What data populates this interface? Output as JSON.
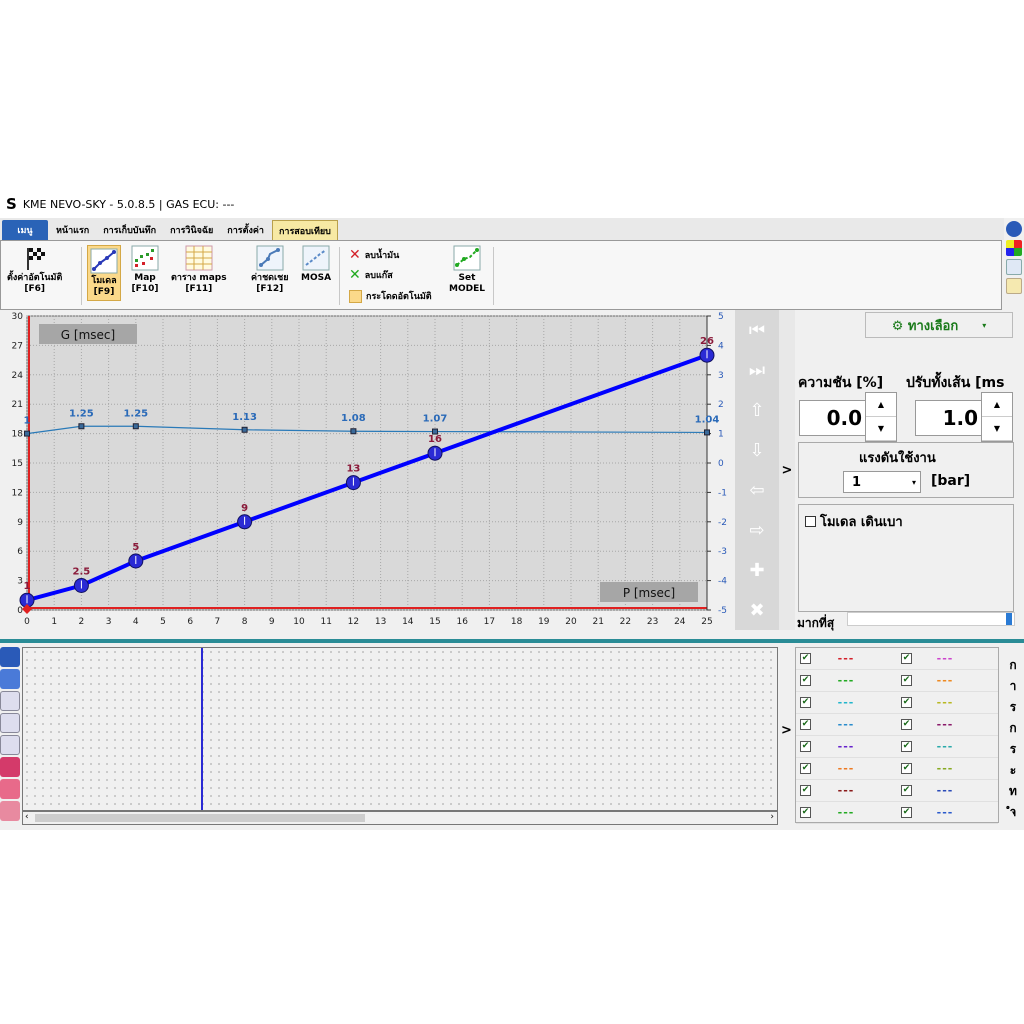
{
  "window": {
    "title": "KME NEVO-SKY - 5.0.8.5 | GAS ECU: ---",
    "logo": "S"
  },
  "tabs": [
    {
      "label": "เมนู"
    },
    {
      "label": "หน้าแรก"
    },
    {
      "label": "การเก็บบันทึก"
    },
    {
      "label": "การวินิจฉัย"
    },
    {
      "label": "การตั้งค่า"
    },
    {
      "label": "การสอบเทียบ"
    }
  ],
  "ribbon": {
    "autocal": "ตั้งค่าอัตโนมัติ",
    "autocal_key": "[F6]",
    "model": "โมเดล",
    "model_key": "[F9]",
    "map": "Map",
    "map_key": "[F10]",
    "maptable": "ตาราง maps",
    "maptable_key": "[F11]",
    "correction": "ค่าชดเชย",
    "correction_key": "[F12]",
    "mosa": "MOSA",
    "del_fuel": "ลบน้ำมัน",
    "del_gas": "ลบแก๊ส",
    "autojump": "กระโดดอัตโนมัติ",
    "set_model": "Set",
    "set_model2": "MODEL"
  },
  "chart_data": {
    "type": "line",
    "ylabel": "G [msec]",
    "xlabel": "P [msec]",
    "x_ticks": [
      0,
      1,
      2,
      3,
      4,
      5,
      6,
      7,
      8,
      9,
      10,
      11,
      12,
      13,
      14,
      15,
      16,
      17,
      18,
      19,
      20,
      21,
      22,
      23,
      24,
      25
    ],
    "y_ticks": [
      0,
      3,
      6,
      9,
      12,
      15,
      18,
      21,
      24,
      27,
      30
    ],
    "y2_ticks": [
      -5,
      -4,
      -3,
      -2,
      -1,
      0,
      1,
      2,
      3,
      4,
      5
    ],
    "xlim": [
      0,
      25
    ],
    "ylim": [
      0,
      30
    ],
    "y2lim": [
      -5,
      5
    ],
    "series": [
      {
        "color": "#0000ff",
        "x": [
          0,
          2,
          4,
          8,
          12,
          15,
          25
        ],
        "y": [
          1,
          2.5,
          5,
          9,
          13,
          16,
          26
        ],
        "labels": [
          "1",
          "2.5",
          "5",
          "9",
          "13",
          "16",
          "26"
        ]
      },
      {
        "color": "#2a7ab8",
        "axis": "right",
        "x": [
          0,
          2,
          4,
          8,
          12,
          15,
          25
        ],
        "y": [
          1,
          1.25,
          1.25,
          1.13,
          1.08,
          1.07,
          1.04
        ],
        "labels": [
          "1",
          "1.25",
          "1.25",
          "1.13",
          "1.08",
          "1.07",
          "1.04"
        ]
      }
    ]
  },
  "nav": {
    "first": "⏮",
    "last": "⏭",
    "up": "⇧",
    "down": "⇩",
    "left": "⇦",
    "right": "⇨",
    "add": "✚",
    "remove": "✖"
  },
  "right": {
    "options": "⚙ ทางเลือก",
    "concentration": "ความชัน [%]",
    "adjust_all": "ปรับทั้งเส้น [ms",
    "conc_value": "0.0",
    "adjust_value": "1.0",
    "pressure_label": "แรงดันใช้งาน",
    "pressure_value": "1",
    "pressure_unit": "[bar]",
    "model_idle": "โมเดล เดินเบา",
    "max_label": "มากที่สุ",
    "gt": ">"
  },
  "lower": {
    "gt": ">",
    "channels": [
      {
        "c1": "#d4202a",
        "c2": "#cc44cc"
      },
      {
        "c1": "#22aa22",
        "c2": "#ee8a22"
      },
      {
        "c1": "#22b6cc",
        "c2": "#b8b822"
      },
      {
        "c1": "#2a8ccc",
        "c2": "#8a1a6a"
      },
      {
        "c1": "#6622cc",
        "c2": "#2aaaaa"
      },
      {
        "c1": "#ee7a22",
        "c2": "#88aa22"
      },
      {
        "c1": "#8a1a1a",
        "c2": "#2a4ab8"
      },
      {
        "c1": "#22aa22",
        "c2": "#2a5acc"
      }
    ],
    "vertical": [
      "ก",
      "า",
      "ร",
      "ก",
      "ร",
      "ะ",
      "ท",
      "ำ"
    ]
  }
}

---

Stated goal: Copy all the entries word for word. Omit any pictures.

Right answer:
What data populates this interface? Output as JSON.
{
  "window": {
    "title": "KME NEVO-SKY - 5.0.8.5 | GAS ECU: ---",
    "logo": "S"
  },
  "tabs": [
    {
      "label": "เมนู"
    },
    {
      "label": "หน้าแรก"
    },
    {
      "label": "การเก็บบันทึก"
    },
    {
      "label": "การวินิจฉัย"
    },
    {
      "label": "การตั้งค่า"
    },
    {
      "label": "การสอบเทียบ"
    }
  ],
  "ribbon": {
    "autocal": "ตั้งค่าอัตโนมัติ",
    "autocal_key": "[F6]",
    "model": "โมเดล",
    "model_key": "[F9]",
    "map": "Map",
    "map_key": "[F10]",
    "maptable": "ตาราง maps",
    "maptable_key": "[F11]",
    "correction": "ค่าชดเชย",
    "correction_key": "[F12]",
    "mosa": "MOSA",
    "del_fuel": "ลบน้ำมัน",
    "del_gas": "ลบแก๊ส",
    "autojump": "กระโดดอัตโนมัติ",
    "set_model": "Set",
    "set_model2": "MODEL"
  },
  "chart_data": {
    "type": "line",
    "ylabel": "G [msec]",
    "xlabel": "P [msec]",
    "x_ticks": [
      0,
      1,
      2,
      3,
      4,
      5,
      6,
      7,
      8,
      9,
      10,
      11,
      12,
      13,
      14,
      15,
      16,
      17,
      18,
      19,
      20,
      21,
      22,
      23,
      24,
      25
    ],
    "y_ticks": [
      0,
      3,
      6,
      9,
      12,
      15,
      18,
      21,
      24,
      27,
      30
    ],
    "y2_ticks": [
      -5,
      -4,
      -3,
      -2,
      -1,
      0,
      1,
      2,
      3,
      4,
      5
    ],
    "xlim": [
      0,
      25
    ],
    "ylim": [
      0,
      30
    ],
    "y2lim": [
      -5,
      5
    ],
    "series": [
      {
        "color": "#0000ff",
        "x": [
          0,
          2,
          4,
          8,
          12,
          15,
          25
        ],
        "y": [
          1,
          2.5,
          5,
          9,
          13,
          16,
          26
        ],
        "labels": [
          "1",
          "2.5",
          "5",
          "9",
          "13",
          "16",
          "26"
        ]
      },
      {
        "color": "#2a7ab8",
        "axis": "right",
        "x": [
          0,
          2,
          4,
          8,
          12,
          15,
          25
        ],
        "y": [
          1,
          1.25,
          1.25,
          1.13,
          1.08,
          1.07,
          1.04
        ],
        "labels": [
          "1",
          "1.25",
          "1.25",
          "1.13",
          "1.08",
          "1.07",
          "1.04"
        ]
      }
    ]
  },
  "nav": {
    "first": "⏮",
    "last": "⏭",
    "up": "⇧",
    "down": "⇩",
    "left": "⇦",
    "right": "⇨",
    "add": "✚",
    "remove": "✖"
  },
  "right": {
    "options": "⚙ ทางเลือก",
    "concentration": "ความชัน [%]",
    "adjust_all": "ปรับทั้งเส้น [ms",
    "conc_value": "0.0",
    "adjust_value": "1.0",
    "pressure_label": "แรงดันใช้งาน",
    "pressure_value": "1",
    "pressure_unit": "[bar]",
    "model_idle": "โมเดล เดินเบา",
    "max_label": "มากที่สุ",
    "gt": ">"
  },
  "lower": {
    "gt": ">",
    "channels": [
      {
        "c1": "#d4202a",
        "c2": "#cc44cc"
      },
      {
        "c1": "#22aa22",
        "c2": "#ee8a22"
      },
      {
        "c1": "#22b6cc",
        "c2": "#b8b822"
      },
      {
        "c1": "#2a8ccc",
        "c2": "#8a1a6a"
      },
      {
        "c1": "#6622cc",
        "c2": "#2aaaaa"
      },
      {
        "c1": "#ee7a22",
        "c2": "#88aa22"
      },
      {
        "c1": "#8a1a1a",
        "c2": "#2a4ab8"
      },
      {
        "c1": "#22aa22",
        "c2": "#2a5acc"
      }
    ],
    "vertical": [
      "ก",
      "า",
      "ร",
      "ก",
      "ร",
      "ะ",
      "ท",
      "ำ"
    ]
  }
}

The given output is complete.